** Start of Given data **

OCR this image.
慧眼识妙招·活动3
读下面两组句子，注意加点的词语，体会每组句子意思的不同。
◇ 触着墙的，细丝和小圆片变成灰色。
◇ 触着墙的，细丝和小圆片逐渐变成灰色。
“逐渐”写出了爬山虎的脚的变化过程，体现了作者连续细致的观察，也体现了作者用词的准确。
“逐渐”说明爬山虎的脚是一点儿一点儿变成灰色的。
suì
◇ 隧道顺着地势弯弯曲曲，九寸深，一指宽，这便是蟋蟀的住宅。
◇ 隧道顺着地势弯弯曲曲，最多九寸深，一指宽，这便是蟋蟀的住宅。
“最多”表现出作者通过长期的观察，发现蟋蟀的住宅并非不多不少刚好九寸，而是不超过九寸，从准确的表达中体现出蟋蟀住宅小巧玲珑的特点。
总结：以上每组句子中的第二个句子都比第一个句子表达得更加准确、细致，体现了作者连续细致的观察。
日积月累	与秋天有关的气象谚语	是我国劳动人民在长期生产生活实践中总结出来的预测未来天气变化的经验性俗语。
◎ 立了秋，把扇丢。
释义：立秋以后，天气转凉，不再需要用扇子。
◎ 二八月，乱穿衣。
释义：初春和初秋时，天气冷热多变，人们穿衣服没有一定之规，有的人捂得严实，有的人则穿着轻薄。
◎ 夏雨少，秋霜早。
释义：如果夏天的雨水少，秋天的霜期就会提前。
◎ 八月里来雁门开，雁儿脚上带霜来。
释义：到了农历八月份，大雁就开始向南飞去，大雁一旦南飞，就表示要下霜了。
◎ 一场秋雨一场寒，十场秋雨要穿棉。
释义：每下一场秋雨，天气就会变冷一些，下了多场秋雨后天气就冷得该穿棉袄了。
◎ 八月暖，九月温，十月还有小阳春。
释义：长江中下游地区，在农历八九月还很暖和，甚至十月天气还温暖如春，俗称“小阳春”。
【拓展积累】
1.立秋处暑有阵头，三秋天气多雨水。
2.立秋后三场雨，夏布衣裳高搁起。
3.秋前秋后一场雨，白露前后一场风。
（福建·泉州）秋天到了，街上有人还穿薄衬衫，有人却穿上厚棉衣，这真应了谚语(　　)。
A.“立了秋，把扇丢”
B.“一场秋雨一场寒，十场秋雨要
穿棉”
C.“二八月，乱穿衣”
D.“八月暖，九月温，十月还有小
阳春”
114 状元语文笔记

** End of Given data **

▶ [Problem description] Return the lines of the records that include the string "这便是蟋蟀的住宅".

▶ [Task output]
◇ 隧道顺着地势弯弯曲曲，九寸深，一指宽，这便是蟋蟀的住宅。
◇ 隧道顺着地势弯弯曲曲，最多九寸深，一指宽，这便是蟋蟀的住宅。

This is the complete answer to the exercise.